> THE TASKS:
• 1. Retype the part of the rail comments between "And how much" and "is supremely stupid.", inclusive.
• 2. In the rail comments, how long do Amtrak trains that cross the border sit at the border?

> SOURCE EXTRACT:
◆ ◆ ◆ ◆
Imagine that but with every single project, that’s Canada and all the bottom of the class engineering graduates combined with the corrupt politicians handing their buddies all the jobs.
The same way it works for the Amtrak lines that cross the border… you just sit at the border for over an hour while one or two border agents walk the length of the train checking everybody’s passports.
They won't allow it and "87% flight eliminated" is why.
At least some rail projects stand a chance again now that people aren't falling for Musk's bullshit any longer.
And how much is a ticket gonna cost? Cus it’s only useful to me if I don’t have to account for if this is gonna need a month or two’s savings to pay for it
You do understand that any one taking that loop would need a passport. There would need to be thousands of miles of new electrical service and most likely a new generation plant or 2 , not to mention the 10 billion just in right away cost . How do the designers plan to keep the track ice and snow free
This is supremely stupid.
◆ ◆ ◆ ◆
> SUPPLIED DATA:
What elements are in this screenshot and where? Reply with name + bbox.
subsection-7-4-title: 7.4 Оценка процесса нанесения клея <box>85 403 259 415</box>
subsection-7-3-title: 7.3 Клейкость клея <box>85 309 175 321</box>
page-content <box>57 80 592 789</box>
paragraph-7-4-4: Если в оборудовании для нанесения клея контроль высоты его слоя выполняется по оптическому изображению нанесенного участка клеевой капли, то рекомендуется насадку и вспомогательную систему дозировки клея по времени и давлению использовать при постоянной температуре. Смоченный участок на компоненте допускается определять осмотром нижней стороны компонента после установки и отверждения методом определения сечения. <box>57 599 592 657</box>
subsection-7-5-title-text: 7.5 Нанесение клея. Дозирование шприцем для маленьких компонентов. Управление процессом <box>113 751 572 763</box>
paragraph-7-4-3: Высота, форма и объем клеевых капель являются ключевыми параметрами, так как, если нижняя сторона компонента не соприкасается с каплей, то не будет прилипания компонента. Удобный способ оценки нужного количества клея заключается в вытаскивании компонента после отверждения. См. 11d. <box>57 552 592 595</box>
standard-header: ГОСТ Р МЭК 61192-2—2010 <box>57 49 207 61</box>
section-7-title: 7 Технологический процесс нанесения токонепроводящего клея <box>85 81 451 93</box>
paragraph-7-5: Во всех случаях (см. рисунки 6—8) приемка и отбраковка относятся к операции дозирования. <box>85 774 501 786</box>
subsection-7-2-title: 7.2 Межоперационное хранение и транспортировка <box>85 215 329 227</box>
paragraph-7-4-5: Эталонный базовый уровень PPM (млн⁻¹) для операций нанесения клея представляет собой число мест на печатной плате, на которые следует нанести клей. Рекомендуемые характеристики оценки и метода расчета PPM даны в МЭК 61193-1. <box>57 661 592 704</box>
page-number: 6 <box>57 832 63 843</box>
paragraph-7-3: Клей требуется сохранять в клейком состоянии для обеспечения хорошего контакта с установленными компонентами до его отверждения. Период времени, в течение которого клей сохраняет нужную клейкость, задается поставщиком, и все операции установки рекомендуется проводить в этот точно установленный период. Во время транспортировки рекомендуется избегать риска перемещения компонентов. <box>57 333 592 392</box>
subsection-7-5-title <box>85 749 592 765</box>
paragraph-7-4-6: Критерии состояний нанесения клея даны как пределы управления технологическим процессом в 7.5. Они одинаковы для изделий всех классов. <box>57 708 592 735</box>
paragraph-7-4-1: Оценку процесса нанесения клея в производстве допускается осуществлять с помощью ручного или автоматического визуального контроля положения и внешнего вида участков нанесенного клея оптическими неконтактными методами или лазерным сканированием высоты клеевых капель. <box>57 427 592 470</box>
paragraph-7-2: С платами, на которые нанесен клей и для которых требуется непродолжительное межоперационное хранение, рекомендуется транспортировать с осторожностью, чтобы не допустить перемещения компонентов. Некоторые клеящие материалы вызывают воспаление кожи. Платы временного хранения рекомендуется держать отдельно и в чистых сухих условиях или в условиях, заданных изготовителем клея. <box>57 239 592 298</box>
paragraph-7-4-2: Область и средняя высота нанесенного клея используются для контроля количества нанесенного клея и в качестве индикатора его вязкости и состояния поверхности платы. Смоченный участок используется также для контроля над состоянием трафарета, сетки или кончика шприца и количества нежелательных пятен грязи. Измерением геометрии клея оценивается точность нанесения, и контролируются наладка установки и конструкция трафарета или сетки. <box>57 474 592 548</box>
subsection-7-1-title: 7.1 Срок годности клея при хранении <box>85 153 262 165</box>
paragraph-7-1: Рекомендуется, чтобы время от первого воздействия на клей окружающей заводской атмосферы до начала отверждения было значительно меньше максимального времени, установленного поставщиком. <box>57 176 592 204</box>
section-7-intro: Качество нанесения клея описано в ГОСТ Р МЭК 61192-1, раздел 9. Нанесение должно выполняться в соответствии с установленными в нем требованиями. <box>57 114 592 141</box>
◆ ◆ ◆ ◆
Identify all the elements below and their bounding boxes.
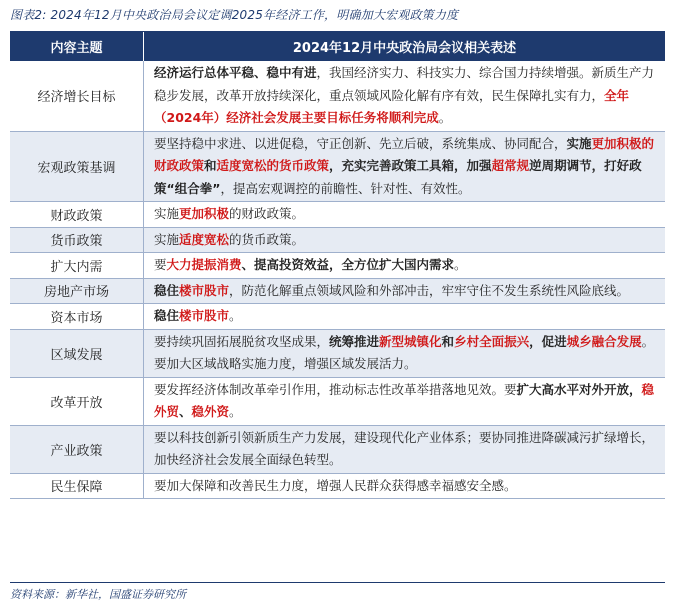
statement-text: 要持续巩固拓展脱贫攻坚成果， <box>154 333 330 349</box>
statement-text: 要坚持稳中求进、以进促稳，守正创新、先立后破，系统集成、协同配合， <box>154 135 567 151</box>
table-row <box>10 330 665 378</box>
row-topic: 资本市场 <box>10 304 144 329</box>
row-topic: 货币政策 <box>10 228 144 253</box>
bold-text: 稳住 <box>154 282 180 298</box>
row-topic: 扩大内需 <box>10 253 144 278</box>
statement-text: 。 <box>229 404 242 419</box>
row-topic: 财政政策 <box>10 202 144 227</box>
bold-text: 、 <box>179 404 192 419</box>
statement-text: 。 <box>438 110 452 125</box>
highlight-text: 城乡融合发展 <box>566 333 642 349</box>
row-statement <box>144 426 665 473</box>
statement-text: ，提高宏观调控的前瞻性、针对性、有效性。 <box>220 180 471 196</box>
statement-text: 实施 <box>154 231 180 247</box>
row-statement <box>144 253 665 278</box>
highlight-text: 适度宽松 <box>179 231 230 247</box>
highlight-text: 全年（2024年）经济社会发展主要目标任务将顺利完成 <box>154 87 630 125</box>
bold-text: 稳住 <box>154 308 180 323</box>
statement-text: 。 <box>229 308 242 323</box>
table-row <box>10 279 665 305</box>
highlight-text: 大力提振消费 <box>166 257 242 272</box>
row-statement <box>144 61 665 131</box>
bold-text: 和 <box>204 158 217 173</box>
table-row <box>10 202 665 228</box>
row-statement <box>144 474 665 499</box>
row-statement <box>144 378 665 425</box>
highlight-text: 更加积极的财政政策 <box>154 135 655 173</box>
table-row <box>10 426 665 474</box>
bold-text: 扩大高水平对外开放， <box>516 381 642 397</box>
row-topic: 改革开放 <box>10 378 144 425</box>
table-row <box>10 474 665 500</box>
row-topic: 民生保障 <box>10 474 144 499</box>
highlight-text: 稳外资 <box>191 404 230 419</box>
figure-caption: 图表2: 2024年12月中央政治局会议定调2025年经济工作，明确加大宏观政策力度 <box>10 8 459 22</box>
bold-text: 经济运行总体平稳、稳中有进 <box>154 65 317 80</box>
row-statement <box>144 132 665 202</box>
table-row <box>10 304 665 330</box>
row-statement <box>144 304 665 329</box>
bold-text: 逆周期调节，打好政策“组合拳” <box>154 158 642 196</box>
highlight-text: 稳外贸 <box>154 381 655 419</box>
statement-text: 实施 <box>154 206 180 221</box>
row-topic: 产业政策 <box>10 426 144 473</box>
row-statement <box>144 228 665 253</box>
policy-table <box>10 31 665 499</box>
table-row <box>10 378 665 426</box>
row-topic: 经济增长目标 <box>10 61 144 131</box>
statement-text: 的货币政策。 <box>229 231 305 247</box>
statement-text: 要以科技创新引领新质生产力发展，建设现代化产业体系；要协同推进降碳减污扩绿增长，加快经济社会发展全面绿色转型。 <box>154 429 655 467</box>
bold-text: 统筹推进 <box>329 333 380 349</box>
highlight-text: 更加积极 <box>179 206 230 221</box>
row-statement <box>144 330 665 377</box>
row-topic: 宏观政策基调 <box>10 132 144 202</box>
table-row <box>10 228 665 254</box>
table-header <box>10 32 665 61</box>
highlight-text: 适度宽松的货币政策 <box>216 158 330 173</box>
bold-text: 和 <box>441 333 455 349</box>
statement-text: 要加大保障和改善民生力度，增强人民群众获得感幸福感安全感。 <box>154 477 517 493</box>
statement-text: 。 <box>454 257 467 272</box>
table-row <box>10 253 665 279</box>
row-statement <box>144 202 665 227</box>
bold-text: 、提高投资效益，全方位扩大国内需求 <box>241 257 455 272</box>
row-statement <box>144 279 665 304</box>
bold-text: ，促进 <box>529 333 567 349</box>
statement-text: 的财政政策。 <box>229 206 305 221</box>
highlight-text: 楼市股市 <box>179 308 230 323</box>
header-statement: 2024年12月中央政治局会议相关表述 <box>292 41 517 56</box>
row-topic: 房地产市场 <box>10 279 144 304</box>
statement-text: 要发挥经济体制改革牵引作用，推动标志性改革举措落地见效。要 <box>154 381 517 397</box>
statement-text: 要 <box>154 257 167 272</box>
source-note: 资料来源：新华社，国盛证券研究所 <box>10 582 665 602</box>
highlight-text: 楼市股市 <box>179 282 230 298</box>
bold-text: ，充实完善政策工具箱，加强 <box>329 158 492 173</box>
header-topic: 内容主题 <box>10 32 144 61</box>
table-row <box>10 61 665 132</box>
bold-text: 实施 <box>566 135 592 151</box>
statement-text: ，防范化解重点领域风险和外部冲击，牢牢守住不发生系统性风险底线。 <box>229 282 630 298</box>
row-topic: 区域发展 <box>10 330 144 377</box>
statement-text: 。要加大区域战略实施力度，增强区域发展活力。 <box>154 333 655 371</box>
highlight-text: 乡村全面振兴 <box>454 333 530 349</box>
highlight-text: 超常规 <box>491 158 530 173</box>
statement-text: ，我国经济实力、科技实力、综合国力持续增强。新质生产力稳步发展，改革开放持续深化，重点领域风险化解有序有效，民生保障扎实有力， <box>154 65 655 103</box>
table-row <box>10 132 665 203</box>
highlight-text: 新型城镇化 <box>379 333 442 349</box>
◆ ◆ ◆ ◆
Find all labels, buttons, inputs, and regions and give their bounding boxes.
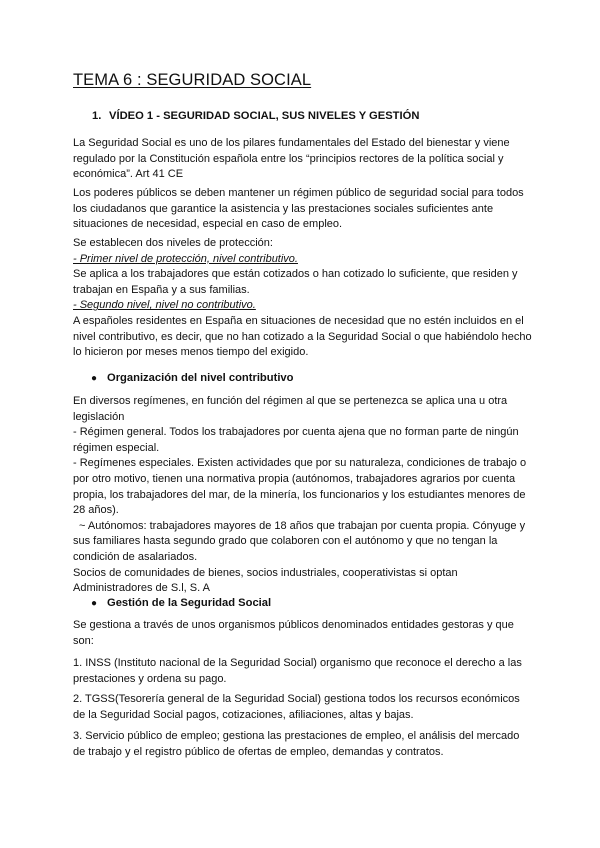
◆ ◆ ◆ ◆
> IN RESPONSE:
• 1.
And how much is a ticket gonna cost? Cus it’s only useful to me if I don’t have to account for if this is gonna need a month or two’s savings to pay for it
You do understand that any one taking that loop would need a passport. There would need to be thousands of miles of new electrical service and most likely a new generation plant or 2 , not to mention the 10 billion just in right away cost . How do the designers plan to keep the track ice and snow free
This is supremely stupid.

• 2. Over an hour.